#### TEXT TO READ

Restrict User Choice of Encodings

Coding Critique is the place to post source code for peer review by other members of DevNetwork. Any kind of code can be posted. Code posted does not have to be limited to PHP. All members are invited to contribute constructive criticism with the goal of improving the code. Posted code should include some background information about it and what areas you specifically would like help with.

Popular code excerpts may be moved to "Code Snippets" by the moderators.

Moderator: General Moderators

User avatar
Ollie Saunders
DevNet Master
Posts: 3179
Joined: Tue May 24, 2005 6:01 pm
Location: UK

Restrict User Choice of Encodings

Post by Ollie Saunders »

I'm posting this code because I think its perfect. Want to proove me wrong? I'm sure you do. Can you find fault?

What it is designed to do is aid the user of OsisForms to specify a character encoding to use for their applications from a list of approved encodings and then allow me to write code based on different encodings by testing against the object. PHP's doesn't really have any good facilities for restricting input to a series of approved values so there is quite a lot of code but is very straight forward.

########
#### DATA SHOWN

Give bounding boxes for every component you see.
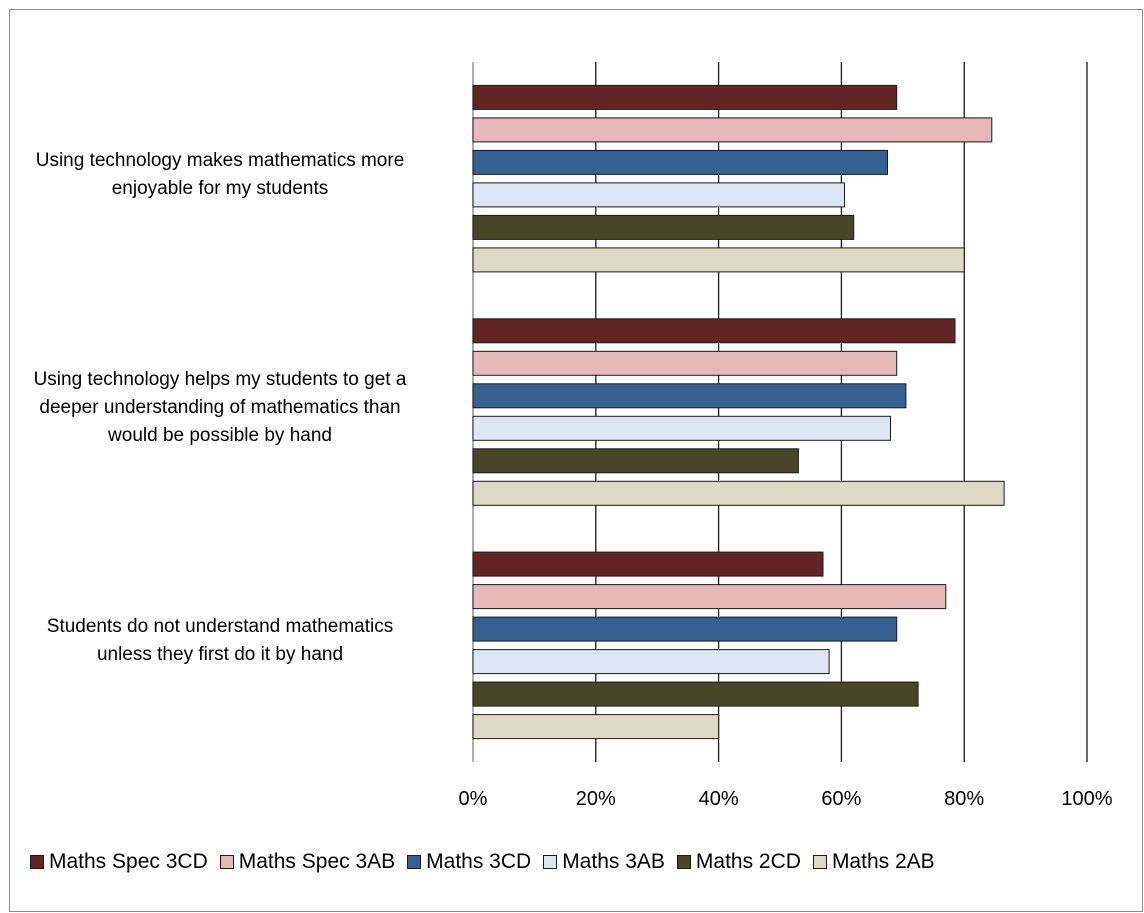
x-tick-label: 40% — [699, 788, 739, 810]
category-label-line: Students do not understand mathematics — [46, 616, 394, 638]
x-tick-label: 60% — [821, 788, 861, 810]
bar — [472, 551, 824, 577]
bar — [472, 84, 898, 110]
legend-item: Maths Spec 3CD — [30, 850, 208, 874]
legend-swatch — [812, 855, 827, 869]
legend-swatch — [543, 855, 558, 869]
bar — [472, 616, 898, 642]
category-label: Using technology makes mathematics more e… — [0, 147, 450, 203]
category-label-line: Using technology makes mathematics more — [35, 149, 405, 171]
bar — [472, 182, 845, 208]
bar — [472, 649, 830, 675]
bar — [472, 448, 799, 474]
bar — [472, 214, 855, 240]
legend-swatch — [219, 855, 234, 869]
legend-item: Maths 2AB — [812, 850, 935, 874]
legend-swatch — [30, 855, 44, 869]
legend-swatch — [407, 855, 422, 869]
category-label: Using technology helps my students to ge… — [0, 366, 450, 450]
category-label-line: unless they first do it by hand — [96, 644, 344, 666]
x-tick-label: 100% — [1061, 788, 1112, 810]
legend-label: Maths 2AB — [831, 850, 935, 873]
legend-label: Maths Spec 3CD — [49, 850, 208, 873]
legend-item: Maths 2CD — [676, 850, 801, 874]
bar — [472, 383, 907, 409]
legend-item: Maths 3CD — [407, 850, 531, 874]
legend-item: Maths Spec 3AB — [219, 850, 396, 874]
x-tick-label: 80% — [944, 788, 984, 810]
bar — [472, 584, 947, 610]
bar — [472, 247, 965, 273]
bar — [472, 681, 919, 707]
bar — [472, 714, 720, 740]
legend-label: Maths 2CD — [695, 850, 801, 873]
category-label: Students do not understand mathematics un… — [0, 613, 450, 669]
chart-legend: Maths Spec 3CD Maths Spec 3AB Maths 3CD Mat… — [30, 850, 947, 874]
category-label-line: enjoyable for my students — [111, 177, 329, 199]
bar — [472, 117, 993, 143]
x-tick-label: 20% — [576, 788, 616, 810]
legend-label: Maths 3CD — [426, 850, 532, 873]
bar — [472, 318, 956, 344]
legend-label: Maths Spec 3AB — [238, 850, 396, 873]
category-label-line: Using technology helps my students to ge… — [33, 369, 407, 390]
category-label-line: would be possible by hand — [108, 425, 332, 446]
bar — [472, 415, 891, 441]
bar — [472, 149, 888, 175]
legend-item: Maths 3AB — [543, 850, 665, 874]
category-label-line: deeper understanding of mathematics than — [39, 397, 401, 418]
bar — [472, 480, 1005, 506]
x-tick-label: 0% — [459, 788, 488, 810]
bar — [472, 350, 898, 376]
legend-swatch — [676, 855, 691, 869]
legend-label: Maths 3AB — [562, 850, 665, 873]
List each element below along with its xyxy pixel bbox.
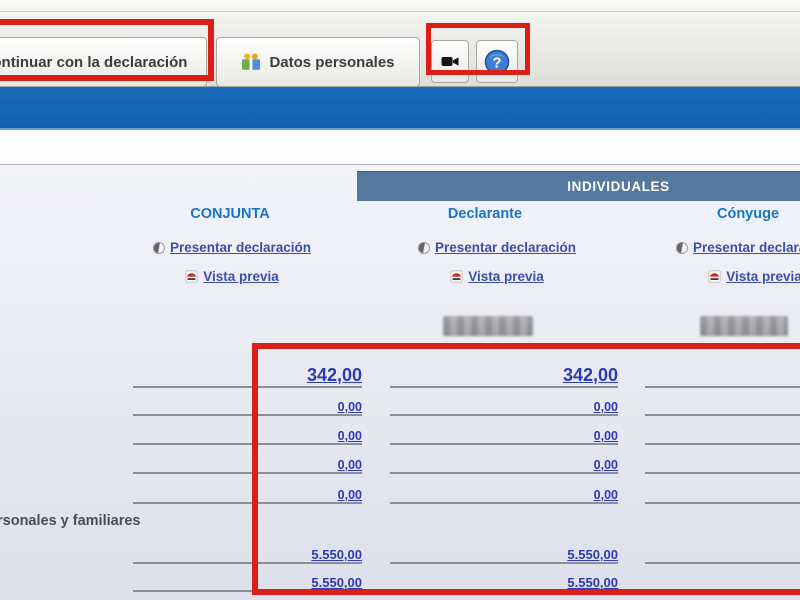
globe-icon xyxy=(675,241,688,254)
amount-link[interactable]: 0,00 xyxy=(337,400,362,414)
datos-personales-button[interactable]: Datos personales xyxy=(216,37,420,87)
continue-declaration-label: Continuar con la declaración xyxy=(0,53,188,71)
amount-link[interactable]: 0,00 xyxy=(337,429,362,443)
column-header-conyuge: Cónyuge xyxy=(716,206,780,222)
present-link-label[interactable]: Presentar declaración xyxy=(692,240,800,255)
amount-link[interactable]: 0,00 xyxy=(593,429,618,443)
redacted-value-conyuge xyxy=(700,316,788,336)
preview-link-declarante[interactable]: Vista previa xyxy=(385,269,609,284)
amount-cell-empty xyxy=(645,484,800,504)
continue-declaration-button[interactable]: Continuar con la declaración xyxy=(0,37,207,87)
pdf-icon xyxy=(450,270,463,283)
present-link-label[interactable]: Presentar declaración xyxy=(434,240,577,255)
amount-cell: 342,00 xyxy=(133,350,362,388)
video-button[interactable] xyxy=(431,40,469,83)
amount-cell: 0,00 xyxy=(390,396,618,416)
preview-link-label[interactable]: Vista previa xyxy=(203,269,279,284)
individuales-group-header: INDIVIDUALES xyxy=(357,171,800,201)
preview-link-label[interactable]: Vista previa xyxy=(468,269,544,284)
help-button[interactable]: ? xyxy=(476,40,518,83)
column-header-conjunta: CONJUNTA xyxy=(190,206,270,222)
amount-link[interactable]: 0,00 xyxy=(337,458,362,472)
amount-link[interactable]: 0,00 xyxy=(593,458,618,472)
redacted-value-declarante xyxy=(443,316,533,336)
amount-cell: 5.550,00 xyxy=(133,544,362,564)
amount-cell: 0,00 xyxy=(133,425,362,445)
present-link-conjunta[interactable]: Presentar declaración xyxy=(120,240,344,255)
results-panel: INDIVIDUALES CONJUNTA Declarante Cónyuge… xyxy=(0,165,800,600)
help-icon: ? xyxy=(484,49,510,75)
individuales-label: INDIVIDUALES xyxy=(567,179,670,194)
amount-cell: 0,00 xyxy=(390,454,618,474)
amount-cell: 0,00 xyxy=(390,425,618,445)
amount-cell-empty xyxy=(645,425,800,445)
amount-cell: 0,00 xyxy=(390,484,618,504)
present-link-label[interactable]: Presentar declaración xyxy=(169,240,312,255)
globe-icon xyxy=(417,241,430,254)
amount-link[interactable]: 5.550,00 xyxy=(311,547,362,562)
toolbar: Continuar con la declaración Datos perso… xyxy=(0,12,800,87)
amount-cell: 342,00 xyxy=(390,350,618,388)
amount-link[interactable]: 0,00 xyxy=(593,400,618,414)
amount-cell-empty xyxy=(645,544,800,564)
amount-link[interactable]: 0,00 xyxy=(593,488,618,502)
preview-link-conyuge[interactable]: Vista previa xyxy=(643,269,800,284)
pdf-icon xyxy=(185,270,198,283)
page-header-bar xyxy=(0,87,800,130)
preview-link-label[interactable]: Vista previa xyxy=(726,269,800,284)
amount-cell-empty xyxy=(645,350,800,388)
amount-cell: 5.550,00 xyxy=(133,572,362,592)
datos-personales-icon xyxy=(241,52,261,72)
amount-cell: 0,00 xyxy=(133,396,362,416)
amount-cell: 0,00 xyxy=(133,484,362,504)
present-link-conyuge[interactable]: Presentar declaración xyxy=(643,240,800,255)
section-label: rsonales y familiares xyxy=(0,513,141,529)
video-camera-icon xyxy=(441,54,460,69)
window-top-strip xyxy=(0,0,800,12)
amount-link[interactable]: 0,00 xyxy=(337,488,362,502)
globe-icon xyxy=(152,241,165,254)
column-header-band xyxy=(105,202,800,230)
amount-cell: 0,00 xyxy=(133,454,362,474)
subheader-band xyxy=(0,130,800,165)
amount-cell-empty xyxy=(645,454,800,474)
amount-cell: 5.550,00 xyxy=(390,544,618,564)
amount-link[interactable]: 5.550,00 xyxy=(567,575,618,590)
amount-cell-empty xyxy=(645,572,800,592)
amount-link[interactable]: 342,00 xyxy=(306,365,362,385)
column-header-declarante: Declarante xyxy=(447,206,523,222)
help-glyph: ? xyxy=(492,54,501,71)
datos-personales-label: Datos personales xyxy=(269,53,395,71)
amount-cell: 5.550,00 xyxy=(390,572,618,592)
preview-link-conjunta[interactable]: Vista previa xyxy=(120,269,344,284)
pdf-icon xyxy=(708,270,721,283)
amount-cell-empty xyxy=(645,396,800,416)
amount-link[interactable]: 5.550,00 xyxy=(311,575,362,590)
present-link-declarante[interactable]: Presentar declaración xyxy=(385,240,609,255)
amount-link[interactable]: 342,00 xyxy=(562,365,618,385)
amount-link[interactable]: 5.550,00 xyxy=(567,547,618,562)
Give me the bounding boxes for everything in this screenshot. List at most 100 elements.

########

STATED PROBLEM. In the forum thread on restricting encodings, where can moderators move popular code excerpts?

FULL OUTPUT. To "Code Snippets."